**DATA TO PROCESS**
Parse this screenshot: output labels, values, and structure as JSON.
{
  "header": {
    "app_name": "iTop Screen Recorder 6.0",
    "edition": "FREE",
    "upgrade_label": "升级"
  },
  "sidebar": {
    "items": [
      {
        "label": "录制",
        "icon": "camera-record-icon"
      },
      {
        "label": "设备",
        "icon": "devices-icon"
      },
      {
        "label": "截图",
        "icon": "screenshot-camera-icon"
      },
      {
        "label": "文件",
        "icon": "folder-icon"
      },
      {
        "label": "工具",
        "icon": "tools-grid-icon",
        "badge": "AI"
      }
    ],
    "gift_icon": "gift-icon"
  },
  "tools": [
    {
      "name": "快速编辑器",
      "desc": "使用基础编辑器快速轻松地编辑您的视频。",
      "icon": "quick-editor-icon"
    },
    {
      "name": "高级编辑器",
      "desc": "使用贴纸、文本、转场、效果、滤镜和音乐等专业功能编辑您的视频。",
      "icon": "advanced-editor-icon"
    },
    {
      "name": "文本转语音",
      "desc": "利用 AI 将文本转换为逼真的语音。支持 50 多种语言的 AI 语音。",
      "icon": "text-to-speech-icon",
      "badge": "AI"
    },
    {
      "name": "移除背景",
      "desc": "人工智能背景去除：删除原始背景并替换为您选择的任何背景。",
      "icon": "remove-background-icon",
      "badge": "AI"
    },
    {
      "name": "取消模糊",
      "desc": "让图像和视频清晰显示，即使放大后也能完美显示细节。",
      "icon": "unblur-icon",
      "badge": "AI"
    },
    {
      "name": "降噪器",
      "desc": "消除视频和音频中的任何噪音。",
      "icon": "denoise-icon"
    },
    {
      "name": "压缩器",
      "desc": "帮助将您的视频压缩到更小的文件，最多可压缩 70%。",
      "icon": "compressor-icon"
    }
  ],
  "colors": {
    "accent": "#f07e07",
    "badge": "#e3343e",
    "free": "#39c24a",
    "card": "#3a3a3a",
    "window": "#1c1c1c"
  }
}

**INSTRUCTIONS FOR THE TASK**
Write out every entry exactly as given.

**ANSWER FOR THIS EXERCISE**
Parse this screenshot: output labels, values, and structure as JSON.
{
  "header": {
    "app_name": "iTop Screen Recorder 6.0",
    "edition": "FREE",
    "upgrade_label": "升级"
  },
  "sidebar": {
    "items": [
      {
        "label": "录制",
        "icon": "camera-record-icon"
      },
      {
        "label": "设备",
        "icon": "devices-icon"
      },
      {
        "label": "截图",
        "icon": "screenshot-camera-icon"
      },
      {
        "label": "文件",
        "icon": "folder-icon"
      },
      {
        "label": "工具",
        "icon": "tools-grid-icon",
        "badge": "AI"
      }
    ],
    "gift_icon": "gift-icon"
  },
  "tools": [
    {
      "name": "快速编辑器",
      "desc": "使用基础编辑器快速轻松地编辑您的视频。",
      "icon": "quick-editor-icon"
    },
    {
      "name": "高级编辑器",
      "desc": "使用贴纸、文本、转场、效果、滤镜和音乐等专业功能编辑您的视频。",
      "icon": "advanced-editor-icon"
    },
    {
      "name": "文本转语音",
      "desc": "利用 AI 将文本转换为逼真的语音。支持 50 多种语言的 AI 语音。",
      "icon": "text-to-speech-icon",
      "badge": "AI"
    },
    {
      "name": "移除背景",
      "desc": "人工智能背景去除：删除原始背景并替换为您选择的任何背景。",
      "icon": "remove-background-icon",
      "badge": "AI"
    },
    {
      "name": "取消模糊",
      "desc": "让图像和视频清晰显示，即使放大后也能完美显示细节。",
      "icon": "unblur-icon",
      "badge": "AI"
    },
    {
      "name": "降噪器",
      "desc": "消除视频和音频中的任何噪音。",
      "icon": "denoise-icon"
    },
    {
      "name": "压缩器",
      "desc": "帮助将您的视频压缩到更小的文件，最多可压缩 70%。",
      "icon": "compressor-icon"
    }
  ],
  "colors": {
    "accent": "#f07e07",
    "badge": "#e3343e",
    "free": "#39c24a",
    "card": "#3a3a3a",
    "window": "#1c1c1c"
  }
}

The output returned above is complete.